> **Instructions for the task**
Wherever a line in the data below holds "this", copy that line.

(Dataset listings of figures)
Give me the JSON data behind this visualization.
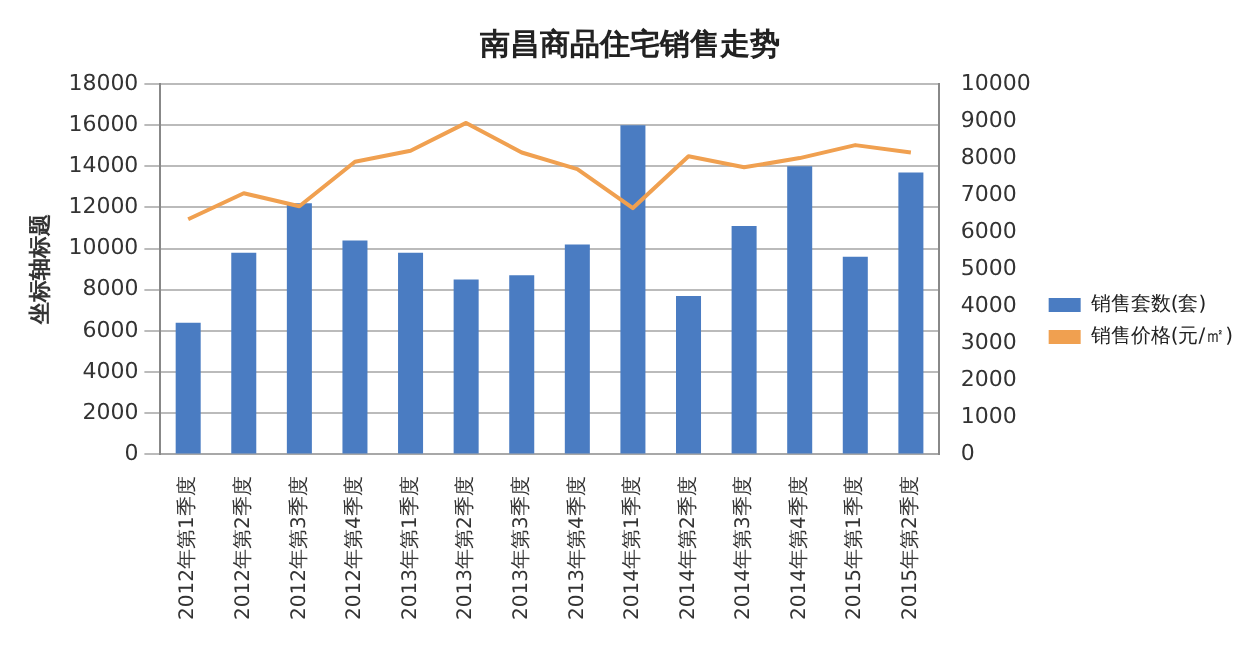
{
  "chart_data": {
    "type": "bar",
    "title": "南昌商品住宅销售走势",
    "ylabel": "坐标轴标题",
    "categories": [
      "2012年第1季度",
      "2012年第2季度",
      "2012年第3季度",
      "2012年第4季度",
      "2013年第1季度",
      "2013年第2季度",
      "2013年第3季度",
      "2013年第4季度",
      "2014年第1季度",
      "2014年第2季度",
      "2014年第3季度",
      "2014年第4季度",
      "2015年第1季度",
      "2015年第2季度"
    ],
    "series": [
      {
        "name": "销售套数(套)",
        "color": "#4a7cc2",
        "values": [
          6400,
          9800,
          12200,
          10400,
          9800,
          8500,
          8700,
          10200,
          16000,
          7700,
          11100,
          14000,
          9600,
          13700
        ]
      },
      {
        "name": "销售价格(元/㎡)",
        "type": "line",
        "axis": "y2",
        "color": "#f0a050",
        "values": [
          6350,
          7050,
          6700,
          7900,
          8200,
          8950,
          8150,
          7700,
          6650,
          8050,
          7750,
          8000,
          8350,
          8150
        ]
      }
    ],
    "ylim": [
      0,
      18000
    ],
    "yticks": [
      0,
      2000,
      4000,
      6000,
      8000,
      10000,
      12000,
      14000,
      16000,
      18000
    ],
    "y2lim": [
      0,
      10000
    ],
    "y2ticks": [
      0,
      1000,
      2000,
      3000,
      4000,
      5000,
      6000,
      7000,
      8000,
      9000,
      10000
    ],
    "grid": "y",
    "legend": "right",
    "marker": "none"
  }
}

--

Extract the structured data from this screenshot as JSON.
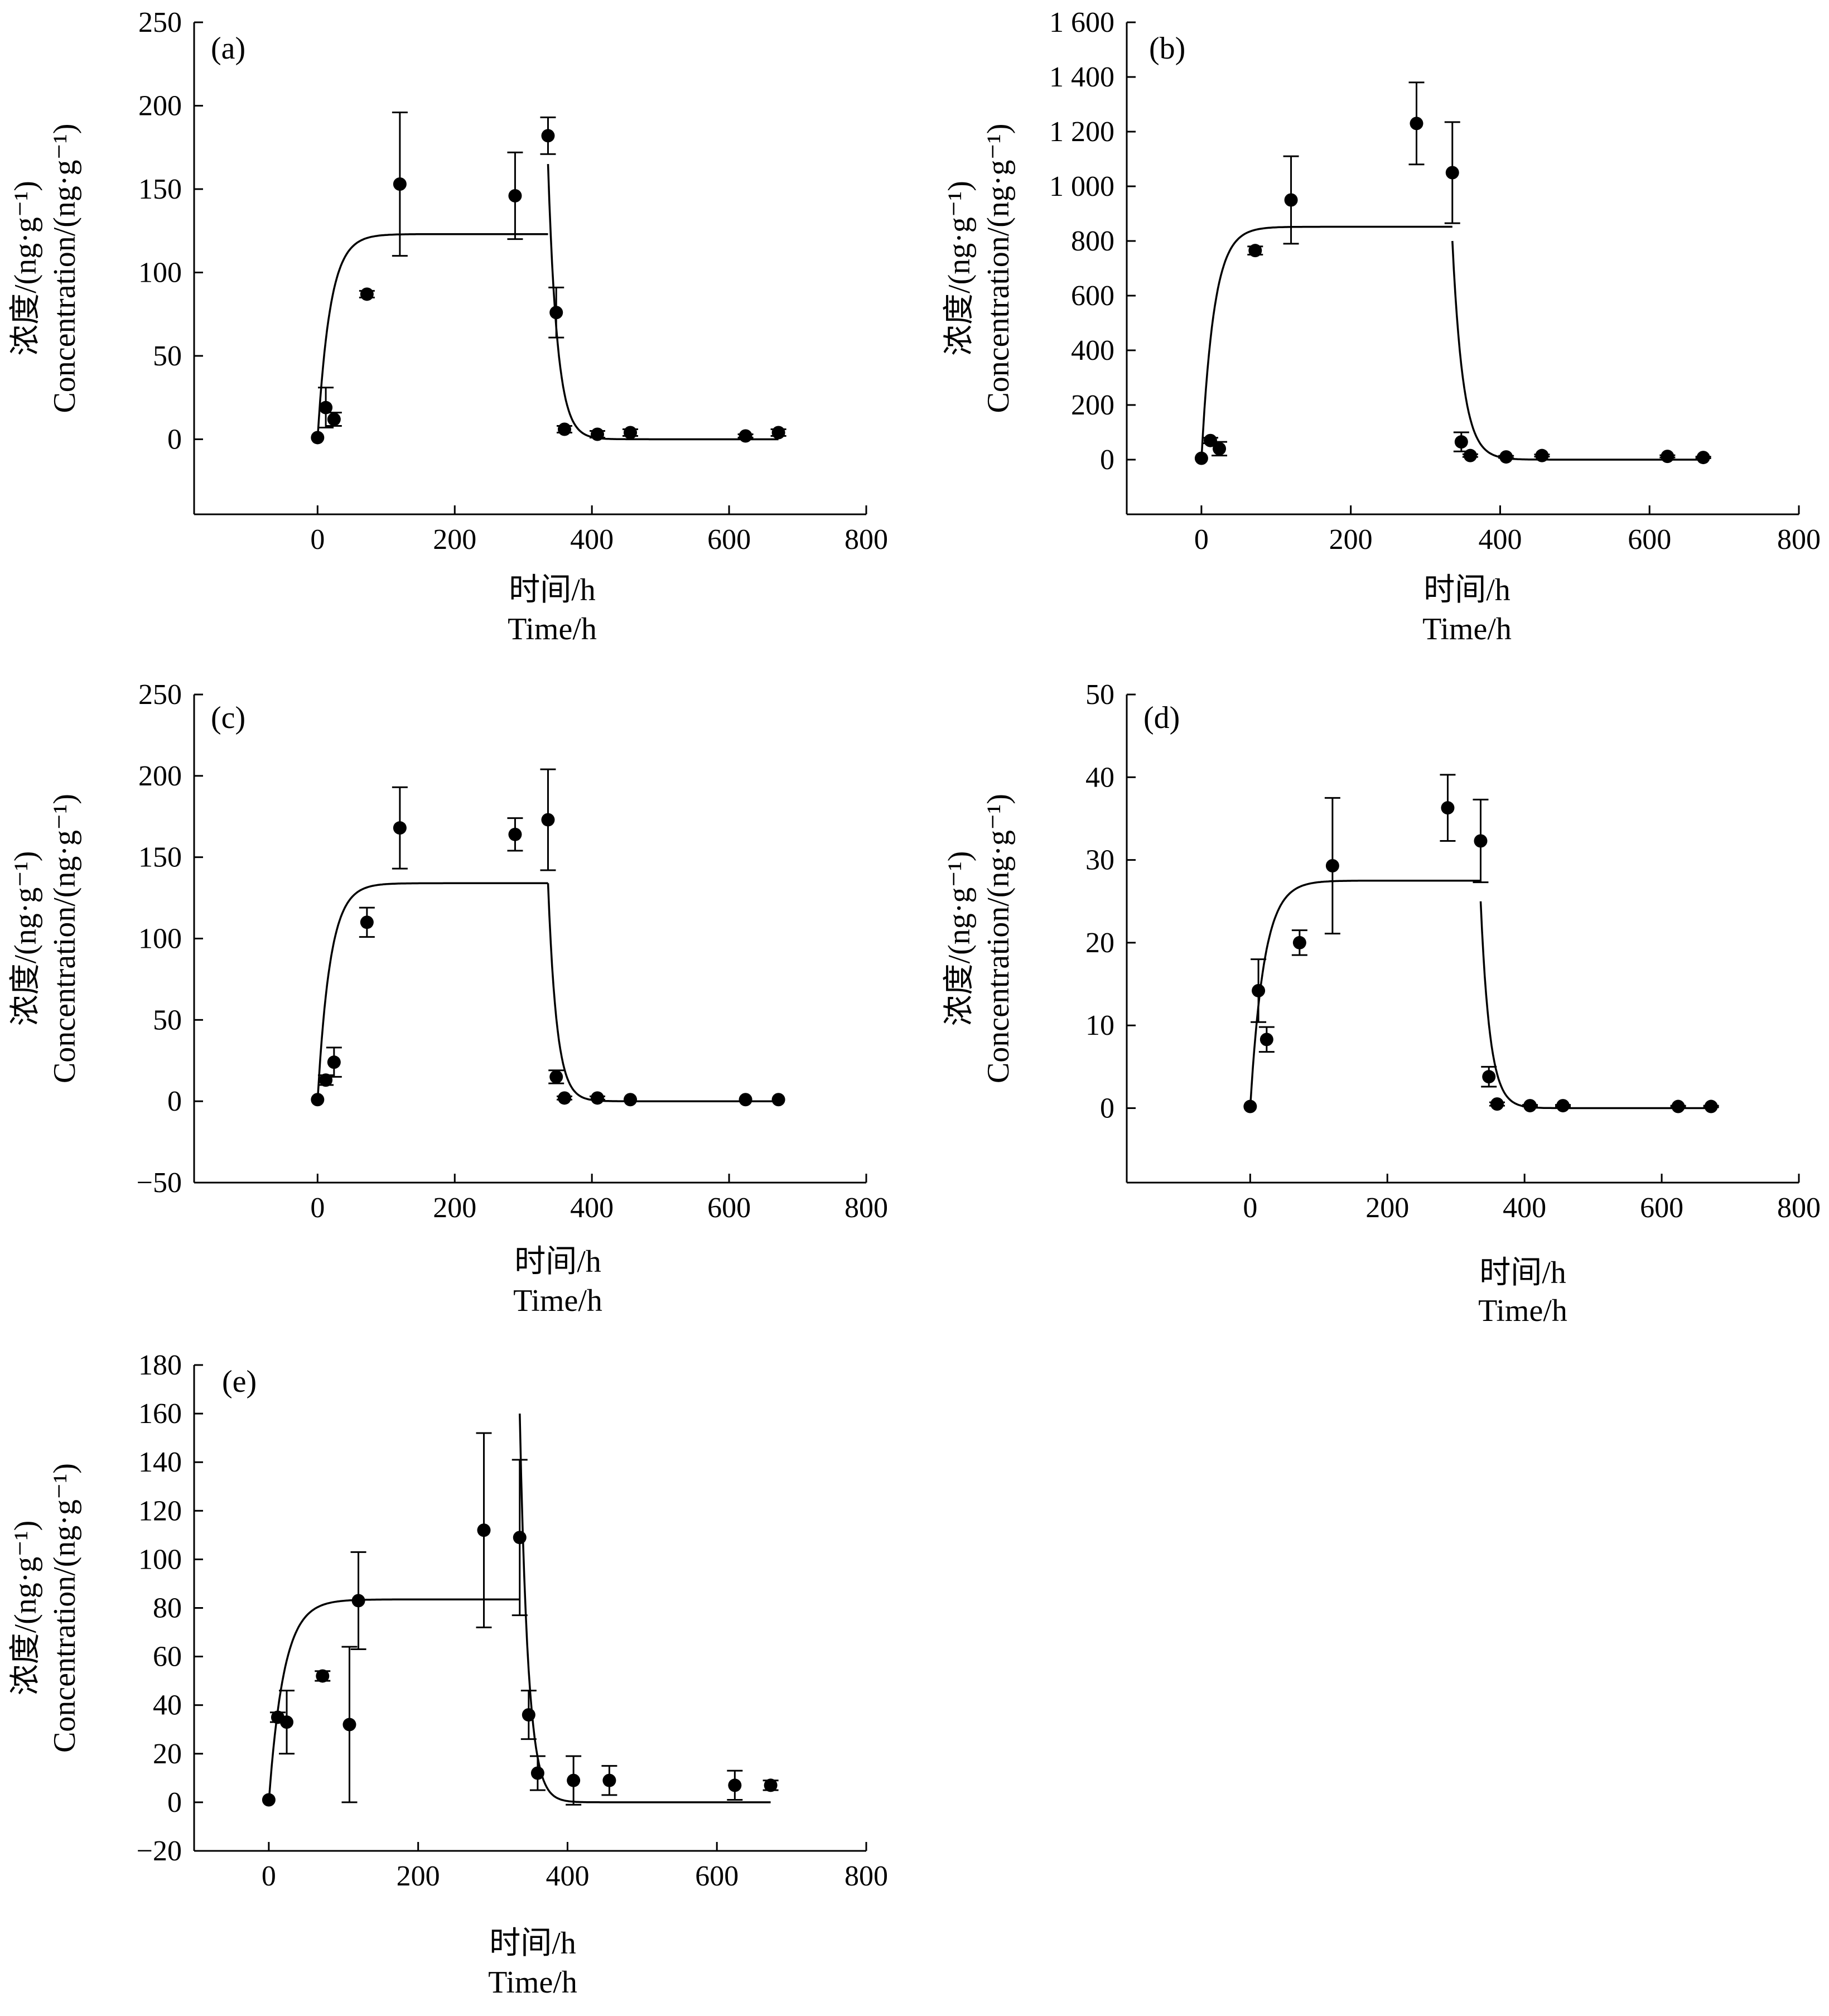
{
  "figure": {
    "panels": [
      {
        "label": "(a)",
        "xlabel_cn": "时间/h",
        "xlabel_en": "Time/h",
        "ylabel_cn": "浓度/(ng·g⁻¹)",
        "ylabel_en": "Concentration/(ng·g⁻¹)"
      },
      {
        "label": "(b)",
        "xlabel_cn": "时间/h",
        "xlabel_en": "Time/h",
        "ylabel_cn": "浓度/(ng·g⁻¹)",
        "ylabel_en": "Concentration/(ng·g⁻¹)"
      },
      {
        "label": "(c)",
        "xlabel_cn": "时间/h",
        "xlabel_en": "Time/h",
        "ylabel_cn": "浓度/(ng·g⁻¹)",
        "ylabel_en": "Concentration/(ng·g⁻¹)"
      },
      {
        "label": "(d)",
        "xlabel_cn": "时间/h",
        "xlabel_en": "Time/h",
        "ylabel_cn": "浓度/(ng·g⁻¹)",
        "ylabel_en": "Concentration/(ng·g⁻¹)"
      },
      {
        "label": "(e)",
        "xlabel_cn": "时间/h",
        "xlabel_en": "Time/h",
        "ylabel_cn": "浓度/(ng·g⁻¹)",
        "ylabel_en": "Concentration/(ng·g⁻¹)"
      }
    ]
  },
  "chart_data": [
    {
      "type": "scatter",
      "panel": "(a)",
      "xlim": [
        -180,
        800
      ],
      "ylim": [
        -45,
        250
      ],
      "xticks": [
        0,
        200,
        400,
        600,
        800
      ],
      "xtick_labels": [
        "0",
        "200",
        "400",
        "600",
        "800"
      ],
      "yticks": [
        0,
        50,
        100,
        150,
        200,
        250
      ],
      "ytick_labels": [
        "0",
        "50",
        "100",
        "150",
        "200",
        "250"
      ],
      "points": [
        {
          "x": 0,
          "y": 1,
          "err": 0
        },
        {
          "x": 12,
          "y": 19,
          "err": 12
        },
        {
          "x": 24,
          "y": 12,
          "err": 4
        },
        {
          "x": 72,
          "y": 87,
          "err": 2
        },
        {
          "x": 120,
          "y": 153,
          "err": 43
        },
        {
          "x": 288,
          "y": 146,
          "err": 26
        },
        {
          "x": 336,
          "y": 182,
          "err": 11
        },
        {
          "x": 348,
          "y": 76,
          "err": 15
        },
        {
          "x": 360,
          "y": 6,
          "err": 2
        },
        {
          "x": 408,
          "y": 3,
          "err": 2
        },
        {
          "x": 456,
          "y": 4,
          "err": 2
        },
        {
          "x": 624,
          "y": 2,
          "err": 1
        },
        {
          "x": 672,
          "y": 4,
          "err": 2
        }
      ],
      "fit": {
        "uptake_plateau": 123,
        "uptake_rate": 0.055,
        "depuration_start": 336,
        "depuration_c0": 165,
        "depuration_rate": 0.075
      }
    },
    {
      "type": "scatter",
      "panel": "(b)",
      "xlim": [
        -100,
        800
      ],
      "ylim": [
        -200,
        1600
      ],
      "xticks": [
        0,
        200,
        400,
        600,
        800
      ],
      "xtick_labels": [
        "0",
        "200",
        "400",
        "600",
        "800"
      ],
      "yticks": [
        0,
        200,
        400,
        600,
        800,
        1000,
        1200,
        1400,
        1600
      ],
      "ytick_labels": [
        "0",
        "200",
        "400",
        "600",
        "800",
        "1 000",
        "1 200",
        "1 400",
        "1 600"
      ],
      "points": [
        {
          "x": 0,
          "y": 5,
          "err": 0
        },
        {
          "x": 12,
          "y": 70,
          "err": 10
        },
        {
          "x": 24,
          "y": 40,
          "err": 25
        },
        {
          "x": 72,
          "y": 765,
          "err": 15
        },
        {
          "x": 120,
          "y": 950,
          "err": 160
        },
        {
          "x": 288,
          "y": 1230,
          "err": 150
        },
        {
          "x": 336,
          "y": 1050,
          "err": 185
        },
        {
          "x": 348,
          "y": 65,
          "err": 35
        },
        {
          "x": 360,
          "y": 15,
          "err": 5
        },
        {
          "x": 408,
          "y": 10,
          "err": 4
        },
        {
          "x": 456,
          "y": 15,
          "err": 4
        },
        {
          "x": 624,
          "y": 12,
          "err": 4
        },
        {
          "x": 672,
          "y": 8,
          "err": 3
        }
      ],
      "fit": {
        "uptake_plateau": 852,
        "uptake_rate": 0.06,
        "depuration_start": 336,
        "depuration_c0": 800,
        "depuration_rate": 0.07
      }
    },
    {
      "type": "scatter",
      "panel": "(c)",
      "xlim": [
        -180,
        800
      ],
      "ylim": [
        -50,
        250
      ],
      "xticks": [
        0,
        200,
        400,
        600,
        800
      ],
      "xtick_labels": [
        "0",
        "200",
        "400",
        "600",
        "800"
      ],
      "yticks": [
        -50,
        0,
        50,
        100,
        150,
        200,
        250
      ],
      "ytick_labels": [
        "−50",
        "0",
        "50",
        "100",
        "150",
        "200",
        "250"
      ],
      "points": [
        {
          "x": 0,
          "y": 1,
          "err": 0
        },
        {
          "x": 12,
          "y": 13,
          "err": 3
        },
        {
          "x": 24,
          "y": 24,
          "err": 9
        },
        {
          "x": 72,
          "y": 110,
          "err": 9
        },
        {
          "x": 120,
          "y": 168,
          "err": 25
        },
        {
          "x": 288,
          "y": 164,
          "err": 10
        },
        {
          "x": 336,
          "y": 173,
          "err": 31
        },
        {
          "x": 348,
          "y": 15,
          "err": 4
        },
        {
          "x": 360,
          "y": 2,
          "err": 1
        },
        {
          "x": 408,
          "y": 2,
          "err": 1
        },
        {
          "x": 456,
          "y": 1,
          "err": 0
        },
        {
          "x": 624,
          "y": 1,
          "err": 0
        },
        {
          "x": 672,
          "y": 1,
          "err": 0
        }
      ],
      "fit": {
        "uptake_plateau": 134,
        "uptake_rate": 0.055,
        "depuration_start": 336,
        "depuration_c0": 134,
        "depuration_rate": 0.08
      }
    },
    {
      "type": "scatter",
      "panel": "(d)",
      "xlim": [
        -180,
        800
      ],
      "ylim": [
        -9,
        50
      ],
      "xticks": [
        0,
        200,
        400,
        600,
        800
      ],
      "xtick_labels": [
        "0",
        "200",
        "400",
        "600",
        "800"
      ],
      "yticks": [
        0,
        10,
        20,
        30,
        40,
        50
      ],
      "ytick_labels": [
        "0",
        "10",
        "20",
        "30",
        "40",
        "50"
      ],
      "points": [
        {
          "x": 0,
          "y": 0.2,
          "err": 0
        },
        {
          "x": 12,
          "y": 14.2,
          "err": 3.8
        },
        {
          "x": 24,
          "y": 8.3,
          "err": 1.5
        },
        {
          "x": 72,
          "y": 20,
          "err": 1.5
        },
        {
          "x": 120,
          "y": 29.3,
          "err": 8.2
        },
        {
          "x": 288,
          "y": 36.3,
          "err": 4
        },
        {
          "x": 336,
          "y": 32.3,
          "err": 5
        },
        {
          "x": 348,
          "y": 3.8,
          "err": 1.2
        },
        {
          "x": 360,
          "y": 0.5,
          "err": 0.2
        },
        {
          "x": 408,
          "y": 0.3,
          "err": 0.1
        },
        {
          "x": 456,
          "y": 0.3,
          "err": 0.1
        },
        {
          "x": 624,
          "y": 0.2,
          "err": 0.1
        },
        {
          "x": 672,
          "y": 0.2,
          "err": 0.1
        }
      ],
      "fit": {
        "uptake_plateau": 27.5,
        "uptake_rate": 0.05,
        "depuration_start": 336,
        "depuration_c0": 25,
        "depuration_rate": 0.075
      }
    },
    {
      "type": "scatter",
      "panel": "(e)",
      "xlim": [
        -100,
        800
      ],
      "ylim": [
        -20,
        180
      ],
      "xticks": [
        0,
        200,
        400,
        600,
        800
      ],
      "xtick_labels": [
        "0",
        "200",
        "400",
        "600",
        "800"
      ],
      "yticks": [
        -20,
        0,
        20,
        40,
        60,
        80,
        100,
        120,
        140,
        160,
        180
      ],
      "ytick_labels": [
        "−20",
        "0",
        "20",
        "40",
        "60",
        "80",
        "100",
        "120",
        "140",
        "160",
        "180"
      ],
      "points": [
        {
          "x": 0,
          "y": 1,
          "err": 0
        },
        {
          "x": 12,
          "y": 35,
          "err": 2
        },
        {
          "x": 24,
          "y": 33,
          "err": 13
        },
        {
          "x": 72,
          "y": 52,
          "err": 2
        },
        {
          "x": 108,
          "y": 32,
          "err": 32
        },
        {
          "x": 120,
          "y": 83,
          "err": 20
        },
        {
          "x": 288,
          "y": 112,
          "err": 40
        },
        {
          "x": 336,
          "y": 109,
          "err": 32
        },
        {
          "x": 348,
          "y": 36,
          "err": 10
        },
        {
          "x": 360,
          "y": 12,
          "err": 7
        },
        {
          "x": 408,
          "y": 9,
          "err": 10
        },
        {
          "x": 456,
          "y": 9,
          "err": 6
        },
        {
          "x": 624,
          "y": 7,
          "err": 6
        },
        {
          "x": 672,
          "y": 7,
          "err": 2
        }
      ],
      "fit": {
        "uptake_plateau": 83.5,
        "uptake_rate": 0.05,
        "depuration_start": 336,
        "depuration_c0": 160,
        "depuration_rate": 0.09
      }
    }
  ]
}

> **Solution below**
Give me the JSON data behind this visualization.
Extract the structured data from this screenshot as JSON.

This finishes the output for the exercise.